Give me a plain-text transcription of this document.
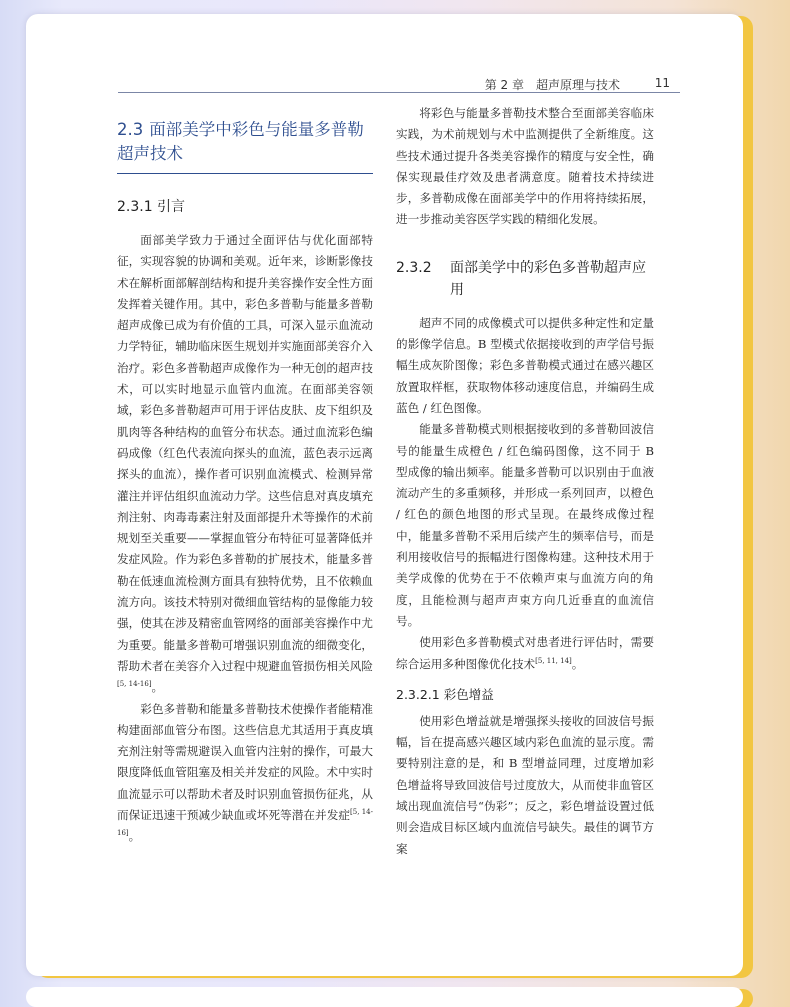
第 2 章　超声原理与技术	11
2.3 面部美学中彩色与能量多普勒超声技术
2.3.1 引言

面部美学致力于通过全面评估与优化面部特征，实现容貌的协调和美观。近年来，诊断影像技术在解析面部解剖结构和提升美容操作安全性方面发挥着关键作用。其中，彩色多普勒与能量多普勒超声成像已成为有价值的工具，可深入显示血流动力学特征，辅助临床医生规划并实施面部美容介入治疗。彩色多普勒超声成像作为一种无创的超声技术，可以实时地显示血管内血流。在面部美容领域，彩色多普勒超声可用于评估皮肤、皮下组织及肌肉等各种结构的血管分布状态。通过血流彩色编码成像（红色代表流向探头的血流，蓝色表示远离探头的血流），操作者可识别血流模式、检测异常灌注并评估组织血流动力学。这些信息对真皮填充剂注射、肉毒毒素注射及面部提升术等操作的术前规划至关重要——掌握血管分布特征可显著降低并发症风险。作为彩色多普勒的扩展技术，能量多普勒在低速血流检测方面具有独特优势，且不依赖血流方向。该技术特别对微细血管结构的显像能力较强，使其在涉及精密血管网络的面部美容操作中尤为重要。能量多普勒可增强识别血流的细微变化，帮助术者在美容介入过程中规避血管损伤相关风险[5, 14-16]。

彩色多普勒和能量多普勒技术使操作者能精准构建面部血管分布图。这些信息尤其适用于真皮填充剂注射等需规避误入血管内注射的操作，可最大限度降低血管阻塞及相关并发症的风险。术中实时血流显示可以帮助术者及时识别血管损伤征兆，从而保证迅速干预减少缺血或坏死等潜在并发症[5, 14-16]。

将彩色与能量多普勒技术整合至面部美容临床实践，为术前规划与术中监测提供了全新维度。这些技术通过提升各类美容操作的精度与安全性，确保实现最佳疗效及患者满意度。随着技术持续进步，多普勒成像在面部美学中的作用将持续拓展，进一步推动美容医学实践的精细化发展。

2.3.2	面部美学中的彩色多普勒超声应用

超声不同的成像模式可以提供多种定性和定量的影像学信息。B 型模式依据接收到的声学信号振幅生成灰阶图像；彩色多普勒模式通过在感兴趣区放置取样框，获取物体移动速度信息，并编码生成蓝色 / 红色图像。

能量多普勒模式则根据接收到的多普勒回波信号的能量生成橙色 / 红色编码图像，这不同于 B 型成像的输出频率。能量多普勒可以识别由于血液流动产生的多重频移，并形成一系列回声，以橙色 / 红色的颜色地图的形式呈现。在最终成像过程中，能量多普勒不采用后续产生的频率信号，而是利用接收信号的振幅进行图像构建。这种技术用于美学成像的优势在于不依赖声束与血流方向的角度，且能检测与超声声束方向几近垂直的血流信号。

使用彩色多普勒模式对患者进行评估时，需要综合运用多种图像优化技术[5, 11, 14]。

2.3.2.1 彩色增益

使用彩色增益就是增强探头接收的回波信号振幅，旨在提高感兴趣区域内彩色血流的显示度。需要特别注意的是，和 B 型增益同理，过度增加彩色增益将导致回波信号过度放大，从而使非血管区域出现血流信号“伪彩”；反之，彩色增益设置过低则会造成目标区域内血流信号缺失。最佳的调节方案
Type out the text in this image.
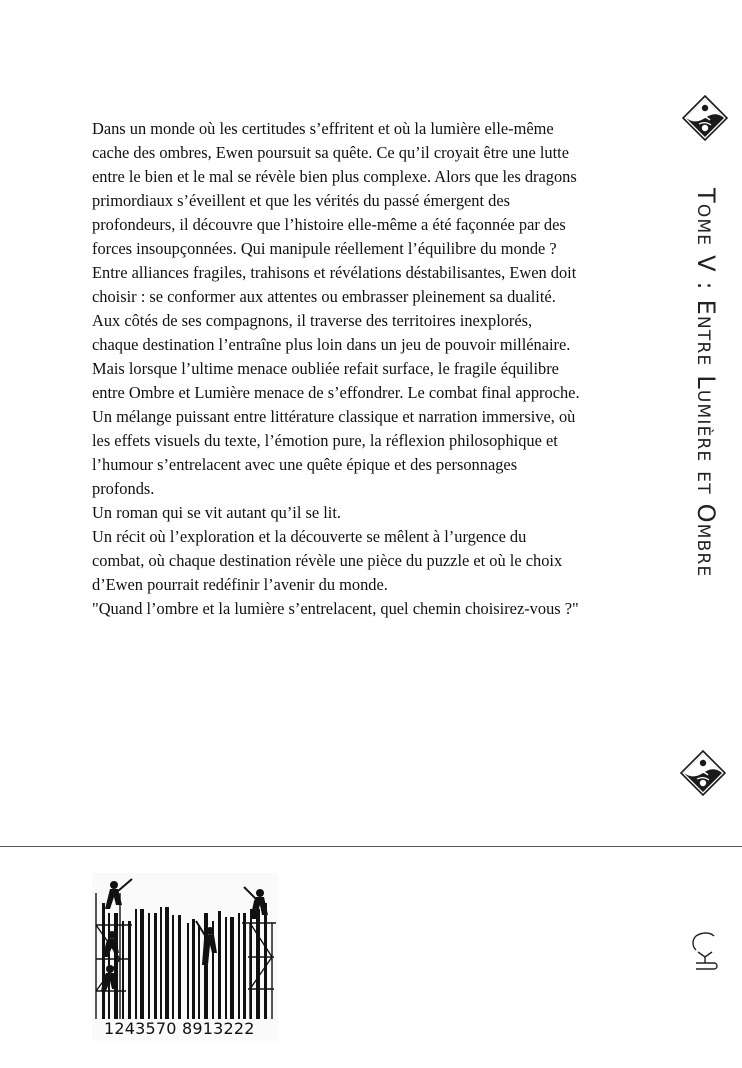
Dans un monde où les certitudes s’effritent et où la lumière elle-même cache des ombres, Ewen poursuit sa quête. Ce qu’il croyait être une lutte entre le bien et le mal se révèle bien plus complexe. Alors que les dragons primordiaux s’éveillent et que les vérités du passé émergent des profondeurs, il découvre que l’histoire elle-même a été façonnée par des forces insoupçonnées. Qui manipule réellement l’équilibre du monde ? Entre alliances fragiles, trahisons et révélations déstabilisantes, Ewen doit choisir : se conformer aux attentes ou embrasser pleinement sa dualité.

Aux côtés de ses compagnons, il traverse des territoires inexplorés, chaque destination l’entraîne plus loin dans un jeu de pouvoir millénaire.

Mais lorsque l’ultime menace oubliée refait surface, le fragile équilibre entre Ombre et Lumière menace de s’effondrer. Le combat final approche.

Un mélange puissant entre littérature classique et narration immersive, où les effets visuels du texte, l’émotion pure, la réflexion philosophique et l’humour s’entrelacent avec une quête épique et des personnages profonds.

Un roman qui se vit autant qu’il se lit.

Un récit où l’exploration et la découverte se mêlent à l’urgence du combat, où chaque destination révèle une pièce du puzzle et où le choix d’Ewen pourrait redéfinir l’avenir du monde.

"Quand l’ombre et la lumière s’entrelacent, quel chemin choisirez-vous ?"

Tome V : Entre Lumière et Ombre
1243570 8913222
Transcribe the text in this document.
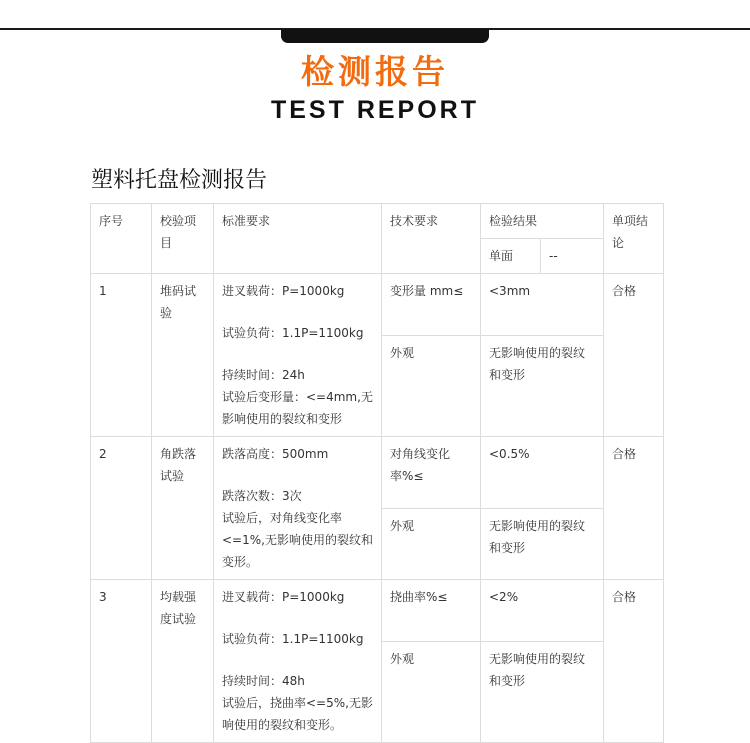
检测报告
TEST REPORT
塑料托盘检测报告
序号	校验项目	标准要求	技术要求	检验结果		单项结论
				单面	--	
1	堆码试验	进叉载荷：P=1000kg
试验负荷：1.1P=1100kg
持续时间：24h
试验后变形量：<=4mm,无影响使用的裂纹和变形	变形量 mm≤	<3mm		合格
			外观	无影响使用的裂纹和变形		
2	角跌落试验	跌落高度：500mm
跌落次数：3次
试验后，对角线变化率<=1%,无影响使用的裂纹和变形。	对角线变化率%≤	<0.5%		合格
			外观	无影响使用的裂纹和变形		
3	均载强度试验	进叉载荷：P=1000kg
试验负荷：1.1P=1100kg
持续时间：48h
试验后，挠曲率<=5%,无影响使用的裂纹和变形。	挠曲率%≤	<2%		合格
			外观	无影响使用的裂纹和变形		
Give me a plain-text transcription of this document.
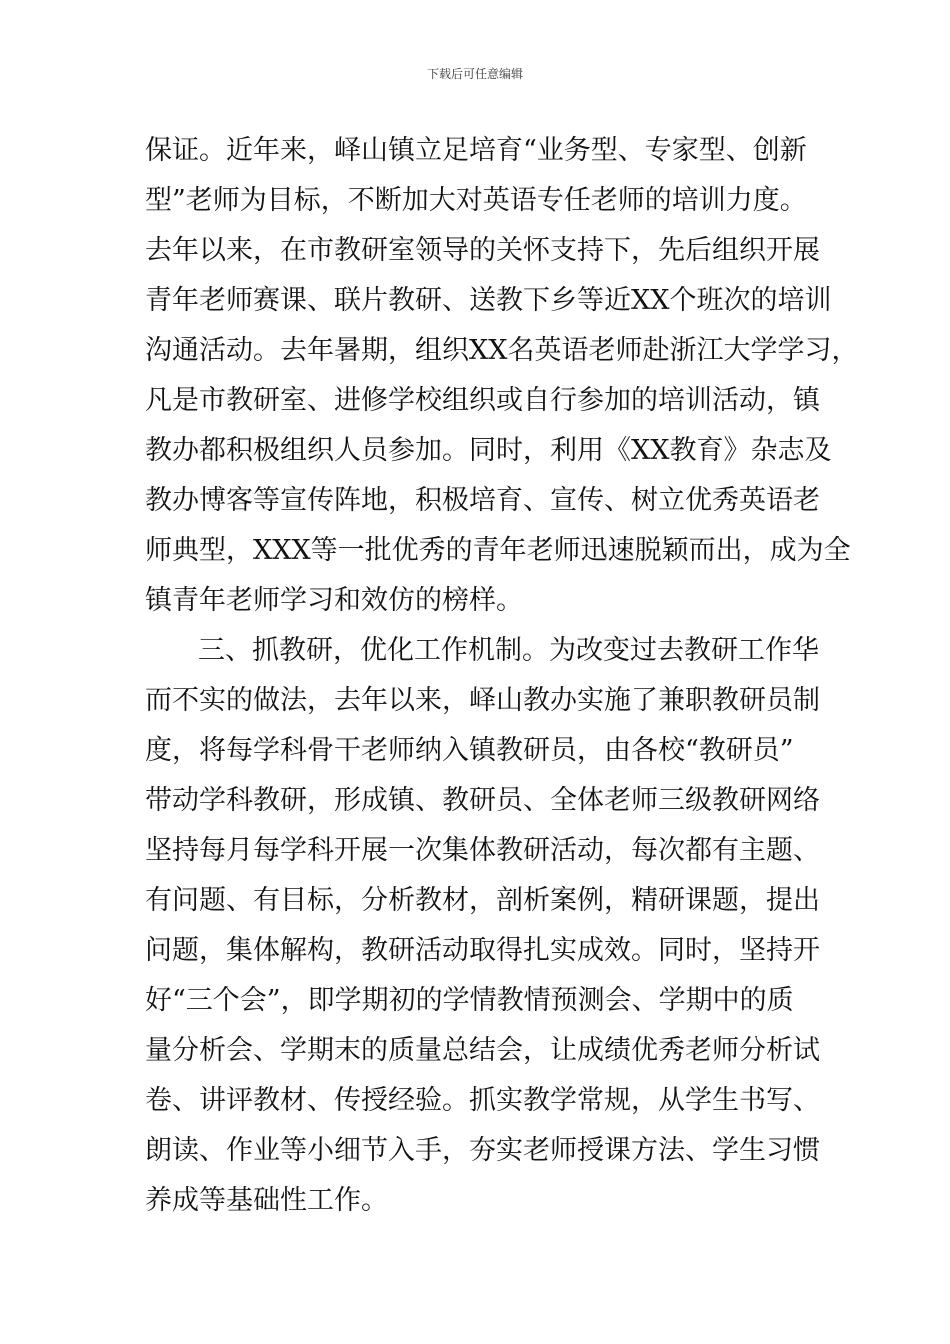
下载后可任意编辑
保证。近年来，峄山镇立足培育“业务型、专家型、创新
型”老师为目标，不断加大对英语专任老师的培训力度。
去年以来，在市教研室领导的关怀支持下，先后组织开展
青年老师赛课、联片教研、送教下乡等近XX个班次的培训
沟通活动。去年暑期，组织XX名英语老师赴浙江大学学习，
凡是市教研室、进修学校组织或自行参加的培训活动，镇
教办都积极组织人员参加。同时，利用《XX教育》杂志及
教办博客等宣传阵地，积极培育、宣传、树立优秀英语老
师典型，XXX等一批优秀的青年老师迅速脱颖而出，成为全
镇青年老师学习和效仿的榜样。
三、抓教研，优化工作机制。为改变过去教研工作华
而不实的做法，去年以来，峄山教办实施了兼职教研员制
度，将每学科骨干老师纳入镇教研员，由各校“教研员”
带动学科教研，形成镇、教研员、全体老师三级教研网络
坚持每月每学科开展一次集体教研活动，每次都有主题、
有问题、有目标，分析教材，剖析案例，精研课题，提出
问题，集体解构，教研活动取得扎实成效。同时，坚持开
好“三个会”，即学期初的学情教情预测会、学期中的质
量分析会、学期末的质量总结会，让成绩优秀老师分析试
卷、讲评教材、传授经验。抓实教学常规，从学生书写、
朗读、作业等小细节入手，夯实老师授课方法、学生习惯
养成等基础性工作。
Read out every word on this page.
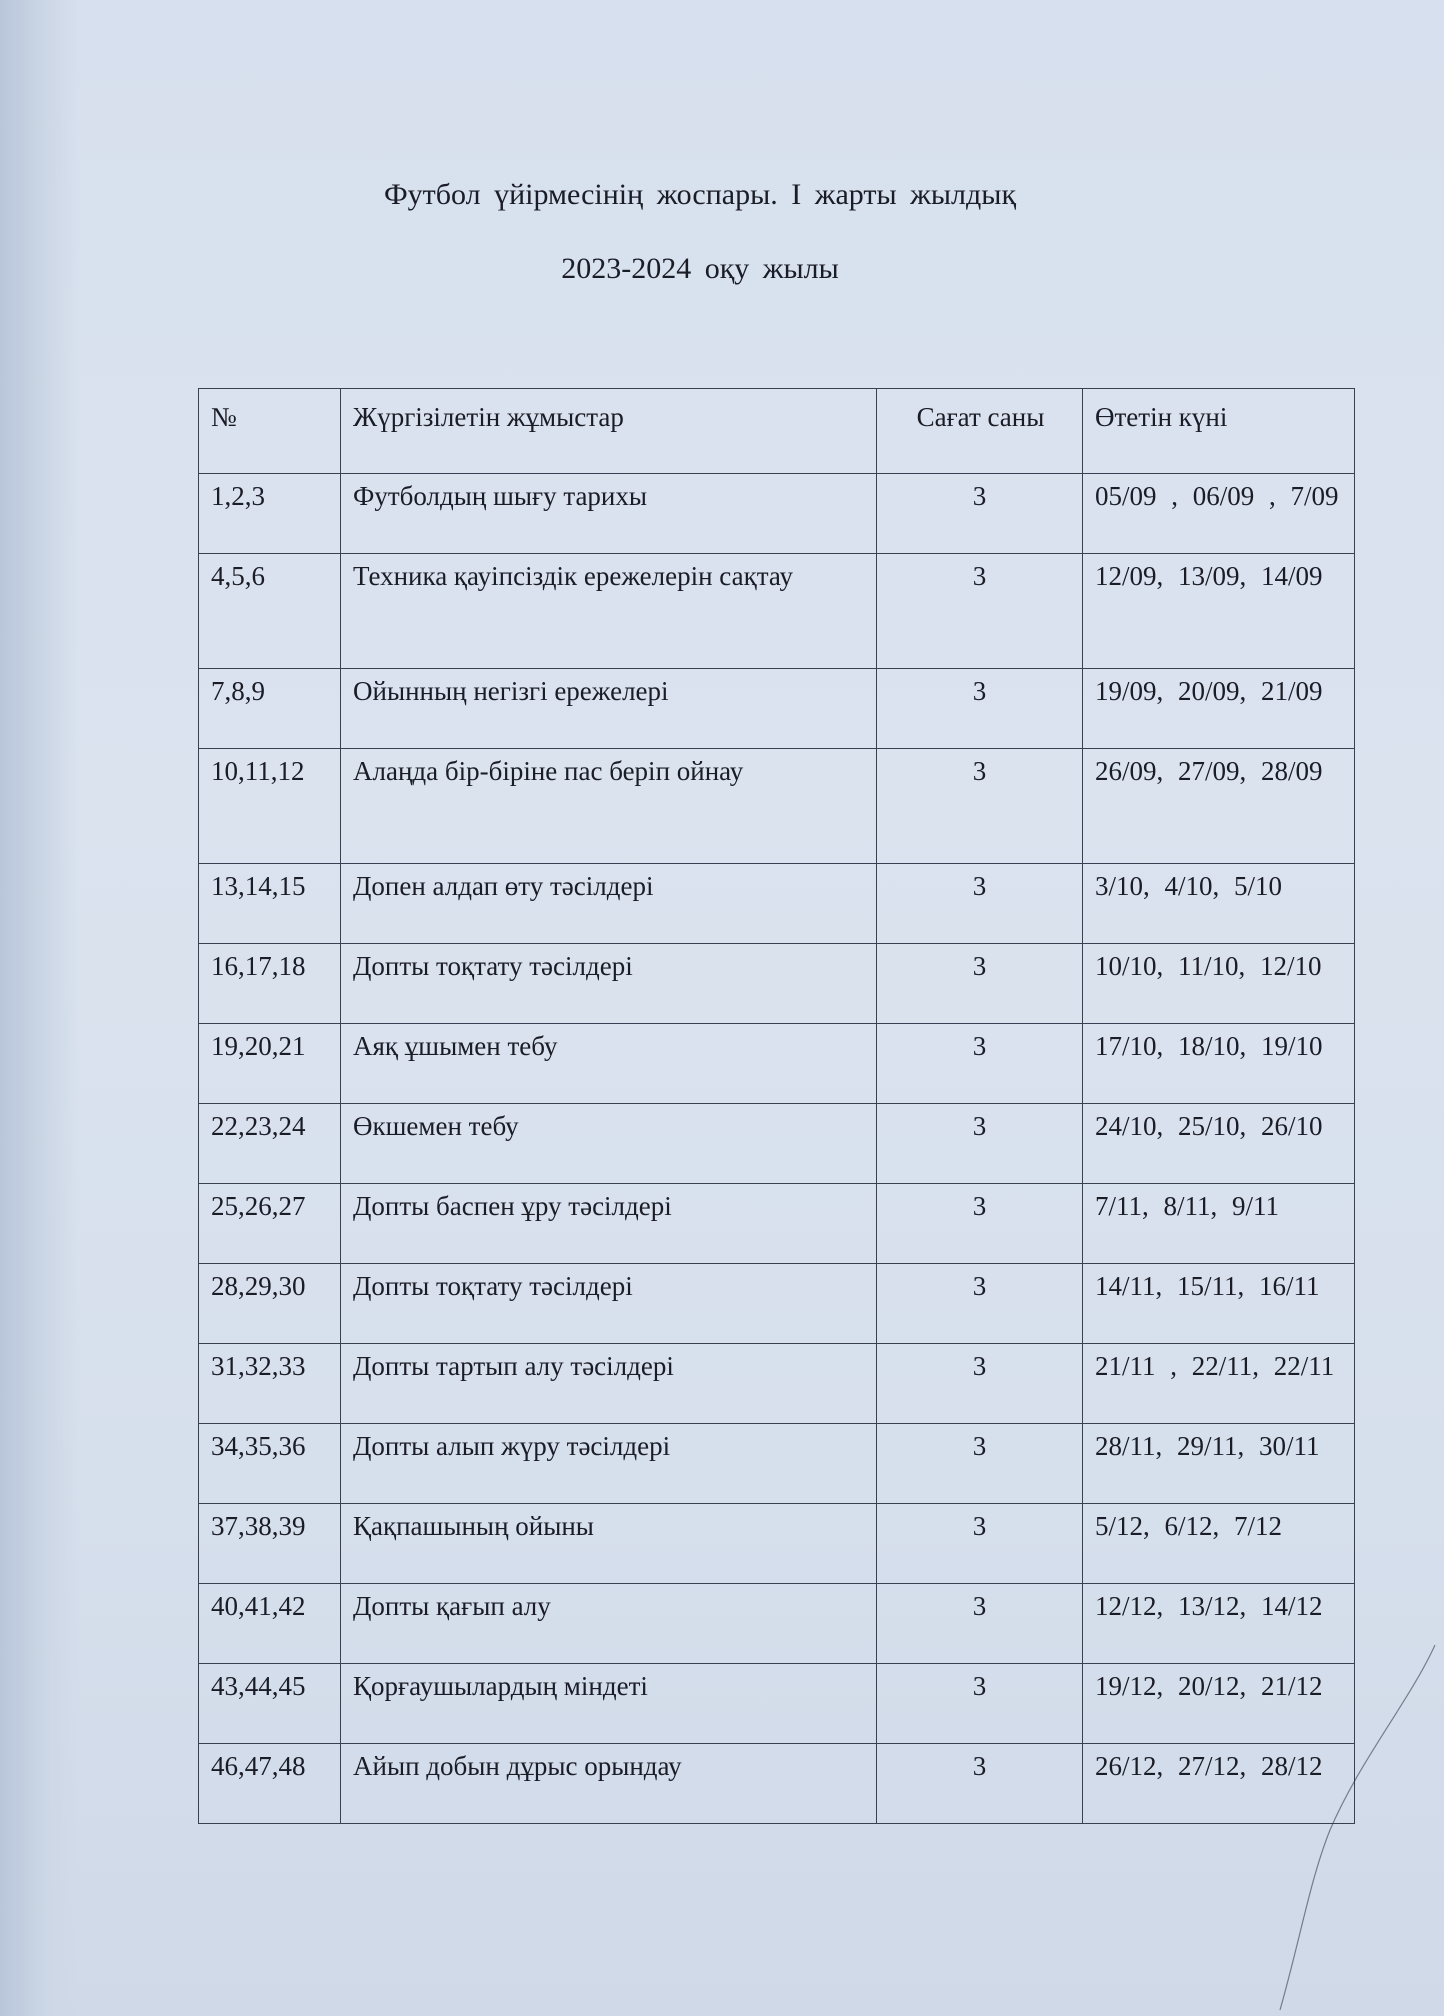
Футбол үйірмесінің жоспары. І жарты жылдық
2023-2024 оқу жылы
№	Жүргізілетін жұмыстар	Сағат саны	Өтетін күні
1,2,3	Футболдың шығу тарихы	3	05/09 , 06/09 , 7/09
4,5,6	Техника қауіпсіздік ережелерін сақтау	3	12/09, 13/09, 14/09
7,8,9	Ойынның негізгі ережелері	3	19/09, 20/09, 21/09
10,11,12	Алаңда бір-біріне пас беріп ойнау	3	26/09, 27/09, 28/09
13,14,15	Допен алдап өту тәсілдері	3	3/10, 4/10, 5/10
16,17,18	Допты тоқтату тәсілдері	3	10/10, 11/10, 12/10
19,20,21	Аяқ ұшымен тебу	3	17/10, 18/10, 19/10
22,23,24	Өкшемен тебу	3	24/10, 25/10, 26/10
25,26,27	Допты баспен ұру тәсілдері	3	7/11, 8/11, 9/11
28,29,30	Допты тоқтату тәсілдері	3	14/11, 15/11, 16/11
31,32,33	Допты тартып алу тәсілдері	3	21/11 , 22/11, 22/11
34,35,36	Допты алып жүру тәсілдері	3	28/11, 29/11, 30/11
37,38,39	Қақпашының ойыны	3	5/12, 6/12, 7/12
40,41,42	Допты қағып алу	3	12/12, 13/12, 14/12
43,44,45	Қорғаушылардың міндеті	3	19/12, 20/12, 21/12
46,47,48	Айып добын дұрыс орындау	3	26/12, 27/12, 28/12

○ ○ ○ ○ ○

* **Task goal**
Copy out every line in the entries above that holds "entrelacent".

* **Answer to the problem**
Un mélange puissant entre littérature classique et narration immersive, où les effets visuels du texte, l’émotion pure, la réflexion philosophique et l’humour s’entrelacent avec une quête épique et des personnages profonds.
"Quand l’ombre et la lumière s’entrelacent, quel chemin choisirez-vous ?"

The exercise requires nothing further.